─── MATERIALS PROVIDED ───

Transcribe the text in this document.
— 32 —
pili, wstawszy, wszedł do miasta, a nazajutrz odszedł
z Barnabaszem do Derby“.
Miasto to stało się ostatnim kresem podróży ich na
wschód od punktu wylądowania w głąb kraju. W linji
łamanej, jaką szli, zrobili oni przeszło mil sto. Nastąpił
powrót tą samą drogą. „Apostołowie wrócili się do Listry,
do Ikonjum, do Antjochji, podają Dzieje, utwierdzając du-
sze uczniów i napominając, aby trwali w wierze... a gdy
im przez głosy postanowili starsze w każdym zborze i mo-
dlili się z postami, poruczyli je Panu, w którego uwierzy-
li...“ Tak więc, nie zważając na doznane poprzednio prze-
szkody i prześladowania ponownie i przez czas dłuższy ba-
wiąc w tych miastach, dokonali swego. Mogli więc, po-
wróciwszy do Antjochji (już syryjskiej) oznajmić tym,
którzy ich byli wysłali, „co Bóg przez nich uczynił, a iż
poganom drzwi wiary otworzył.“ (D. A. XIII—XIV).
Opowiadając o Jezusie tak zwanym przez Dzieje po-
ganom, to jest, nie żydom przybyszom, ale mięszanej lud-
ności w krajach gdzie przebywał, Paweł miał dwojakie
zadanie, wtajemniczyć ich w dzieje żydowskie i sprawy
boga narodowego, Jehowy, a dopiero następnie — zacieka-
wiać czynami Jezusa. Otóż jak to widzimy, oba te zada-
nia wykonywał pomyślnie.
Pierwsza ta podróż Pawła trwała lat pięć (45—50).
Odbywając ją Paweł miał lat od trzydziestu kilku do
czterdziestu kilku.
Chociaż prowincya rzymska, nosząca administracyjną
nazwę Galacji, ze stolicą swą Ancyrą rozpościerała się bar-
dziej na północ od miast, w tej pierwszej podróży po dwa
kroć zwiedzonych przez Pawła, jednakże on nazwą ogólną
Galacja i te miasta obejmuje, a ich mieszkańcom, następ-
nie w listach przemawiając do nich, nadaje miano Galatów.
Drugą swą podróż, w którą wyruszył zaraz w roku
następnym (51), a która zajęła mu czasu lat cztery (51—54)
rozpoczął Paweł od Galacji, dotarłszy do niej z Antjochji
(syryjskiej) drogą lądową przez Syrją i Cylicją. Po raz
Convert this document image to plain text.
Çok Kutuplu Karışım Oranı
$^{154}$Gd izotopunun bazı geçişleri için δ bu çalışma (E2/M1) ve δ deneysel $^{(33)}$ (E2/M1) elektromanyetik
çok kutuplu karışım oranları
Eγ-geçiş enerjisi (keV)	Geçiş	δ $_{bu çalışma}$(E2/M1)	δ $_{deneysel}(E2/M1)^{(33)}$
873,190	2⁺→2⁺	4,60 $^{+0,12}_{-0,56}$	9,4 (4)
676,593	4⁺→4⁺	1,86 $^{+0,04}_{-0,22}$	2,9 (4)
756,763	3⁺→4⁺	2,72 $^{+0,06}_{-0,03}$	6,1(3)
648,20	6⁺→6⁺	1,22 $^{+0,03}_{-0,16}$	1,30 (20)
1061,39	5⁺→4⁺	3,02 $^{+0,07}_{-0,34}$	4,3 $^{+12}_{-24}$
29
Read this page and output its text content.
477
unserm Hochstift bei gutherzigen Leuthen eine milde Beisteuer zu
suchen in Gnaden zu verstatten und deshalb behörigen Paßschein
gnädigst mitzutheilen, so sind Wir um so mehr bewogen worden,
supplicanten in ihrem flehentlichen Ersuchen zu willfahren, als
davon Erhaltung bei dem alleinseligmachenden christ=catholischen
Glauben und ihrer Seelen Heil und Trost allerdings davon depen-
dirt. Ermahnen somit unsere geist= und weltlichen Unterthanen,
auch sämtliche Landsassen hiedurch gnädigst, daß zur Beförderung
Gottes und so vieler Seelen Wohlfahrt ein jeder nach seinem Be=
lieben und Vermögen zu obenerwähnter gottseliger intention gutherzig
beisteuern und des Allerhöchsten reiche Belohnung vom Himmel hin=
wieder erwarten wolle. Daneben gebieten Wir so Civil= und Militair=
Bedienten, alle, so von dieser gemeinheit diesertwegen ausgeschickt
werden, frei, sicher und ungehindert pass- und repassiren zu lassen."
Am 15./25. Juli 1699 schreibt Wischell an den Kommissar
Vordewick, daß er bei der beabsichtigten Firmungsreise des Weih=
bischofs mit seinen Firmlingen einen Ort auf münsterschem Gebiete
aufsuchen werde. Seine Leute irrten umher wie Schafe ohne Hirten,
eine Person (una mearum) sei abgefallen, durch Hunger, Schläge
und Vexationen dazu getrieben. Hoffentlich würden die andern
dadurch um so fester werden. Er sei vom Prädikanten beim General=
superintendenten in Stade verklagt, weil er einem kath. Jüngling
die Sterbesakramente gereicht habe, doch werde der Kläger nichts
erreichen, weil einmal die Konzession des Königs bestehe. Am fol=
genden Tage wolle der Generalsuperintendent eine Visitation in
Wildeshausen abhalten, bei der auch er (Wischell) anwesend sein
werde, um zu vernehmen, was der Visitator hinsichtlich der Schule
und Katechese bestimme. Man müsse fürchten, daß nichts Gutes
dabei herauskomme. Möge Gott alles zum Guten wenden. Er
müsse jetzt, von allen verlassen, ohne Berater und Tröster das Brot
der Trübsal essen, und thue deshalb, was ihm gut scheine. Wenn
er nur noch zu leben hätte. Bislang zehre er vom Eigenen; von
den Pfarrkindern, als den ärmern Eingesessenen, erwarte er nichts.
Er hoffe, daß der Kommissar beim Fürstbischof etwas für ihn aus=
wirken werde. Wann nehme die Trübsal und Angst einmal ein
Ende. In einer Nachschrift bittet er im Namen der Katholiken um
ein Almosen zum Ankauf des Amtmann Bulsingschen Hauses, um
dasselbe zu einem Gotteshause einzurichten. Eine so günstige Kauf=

───

§ PROMPT
Repeat the data above exactly.

§ SOLUTION FOR THIS PROBLEM
Transcribe the text in this document.
— 32 —
pili, wstawszy, wszedł do miasta, a nazajutrz odszedł
z Barnabaszem do Derby“.
Miasto to stało się ostatnim kresem podróży ich na
wschód od punktu wylądowania w głąb kraju. W linji
łamanej, jaką szli, zrobili oni przeszło mil sto. Nastąpił
powrót tą samą drogą. „Apostołowie wrócili się do Listry,
do Ikonjum, do Antjochji, podają Dzieje, utwierdzając du-
sze uczniów i napominając, aby trwali w wierze... a gdy
im przez głosy postanowili starsze w każdym zborze i mo-
dlili się z postami, poruczyli je Panu, w którego uwierzy-
li...“ Tak więc, nie zważając na doznane poprzednio prze-
szkody i prześladowania ponownie i przez czas dłuższy ba-
wiąc w tych miastach, dokonali swego. Mogli więc, po-
wróciwszy do Antjochji (już syryjskiej) oznajmić tym,
którzy ich byli wysłali, „co Bóg przez nich uczynił, a iż
poganom drzwi wiary otworzył.“ (D. A. XIII—XIV).
Opowiadając o Jezusie tak zwanym przez Dzieje po-
ganom, to jest, nie żydom przybyszom, ale mięszanej lud-
ności w krajach gdzie przebywał, Paweł miał dwojakie
zadanie, wtajemniczyć ich w dzieje żydowskie i sprawy
boga narodowego, Jehowy, a dopiero następnie — zacieka-
wiać czynami Jezusa. Otóż jak to widzimy, oba te zada-
nia wykonywał pomyślnie.
Pierwsza ta podróż Pawła trwała lat pięć (45—50).
Odbywając ją Paweł miał lat od trzydziestu kilku do
czterdziestu kilku.
Chociaż prowincya rzymska, nosząca administracyjną
nazwę Galacji, ze stolicą swą Ancyrą rozpościerała się bar-
dziej na północ od miast, w tej pierwszej podróży po dwa
kroć zwiedzonych przez Pawła, jednakże on nazwą ogólną
Galacja i te miasta obejmuje, a ich mieszkańcom, następ-
nie w listach przemawiając do nich, nadaje miano Galatów.
Drugą swą podróż, w którą wyruszył zaraz w roku
następnym (51), a która zajęła mu czasu lat cztery (51—54)
rozpoczął Paweł od Galacji, dotarłszy do niej z Antjochji
(syryjskiej) drogą lądową przez Syrją i Cylicją. Po raz
Convert this document image to plain text.
Çok Kutuplu Karışım Oranı
$^{154}$Gd izotopunun bazı geçişleri için δ bu çalışma (E2/M1) ve δ deneysel $^{(33)}$ (E2/M1) elektromanyetik
çok kutuplu karışım oranları
Eγ-geçiş enerjisi (keV)	Geçiş	δ $_{bu çalışma}$(E2/M1)	δ $_{deneysel}(E2/M1)^{(33)}$
873,190	2⁺→2⁺	4,60 $^{+0,12}_{-0,56}$	9,4 (4)
676,593	4⁺→4⁺	1,86 $^{+0,04}_{-0,22}$	2,9 (4)
756,763	3⁺→4⁺	2,72 $^{+0,06}_{-0,03}$	6,1(3)
648,20	6⁺→6⁺	1,22 $^{+0,03}_{-0,16}$	1,30 (20)
1061,39	5⁺→4⁺	3,02 $^{+0,07}_{-0,34}$	4,3 $^{+12}_{-24}$
29
Read this page and output its text content.
477
unserm Hochstift bei gutherzigen Leuthen eine milde Beisteuer zu
suchen in Gnaden zu verstatten und deshalb behörigen Paßschein
gnädigst mitzutheilen, so sind Wir um so mehr bewogen worden,
supplicanten in ihrem flehentlichen Ersuchen zu willfahren, als
davon Erhaltung bei dem alleinseligmachenden christ=catholischen
Glauben und ihrer Seelen Heil und Trost allerdings davon depen-
dirt. Ermahnen somit unsere geist= und weltlichen Unterthanen,
auch sämtliche Landsassen hiedurch gnädigst, daß zur Beförderung
Gottes und so vieler Seelen Wohlfahrt ein jeder nach seinem Be=
lieben und Vermögen zu obenerwähnter gottseliger intention gutherzig
beisteuern und des Allerhöchsten reiche Belohnung vom Himmel hin=
wieder erwarten wolle. Daneben gebieten Wir so Civil= und Militair=
Bedienten, alle, so von dieser gemeinheit diesertwegen ausgeschickt
werden, frei, sicher und ungehindert pass- und repassiren zu lassen."
Am 15./25. Juli 1699 schreibt Wischell an den Kommissar
Vordewick, daß er bei der beabsichtigten Firmungsreise des Weih=
bischofs mit seinen Firmlingen einen Ort auf münsterschem Gebiete
aufsuchen werde. Seine Leute irrten umher wie Schafe ohne Hirten,
eine Person (una mearum) sei abgefallen, durch Hunger, Schläge
und Vexationen dazu getrieben. Hoffentlich würden die andern
dadurch um so fester werden. Er sei vom Prädikanten beim General=
superintendenten in Stade verklagt, weil er einem kath. Jüngling
die Sterbesakramente gereicht habe, doch werde der Kläger nichts
erreichen, weil einmal die Konzession des Königs bestehe. Am fol=
genden Tage wolle der Generalsuperintendent eine Visitation in
Wildeshausen abhalten, bei der auch er (Wischell) anwesend sein
werde, um zu vernehmen, was der Visitator hinsichtlich der Schule
und Katechese bestimme. Man müsse fürchten, daß nichts Gutes
dabei herauskomme. Möge Gott alles zum Guten wenden. Er
müsse jetzt, von allen verlassen, ohne Berater und Tröster das Brot
der Trübsal essen, und thue deshalb, was ihm gut scheine. Wenn
er nur noch zu leben hätte. Bislang zehre er vom Eigenen; von
den Pfarrkindern, als den ärmern Eingesessenen, erwarte er nichts.
Er hoffe, daß der Kommissar beim Fürstbischof etwas für ihn aus=
wirken werde. Wann nehme die Trübsal und Angst einmal ein
Ende. In einer Nachschrift bittet er im Namen der Katholiken um
ein Almosen zum Ankauf des Amtmann Bulsingschen Hauses, um
dasselbe zu einem Gotteshause einzurichten. Eine so günstige Kauf=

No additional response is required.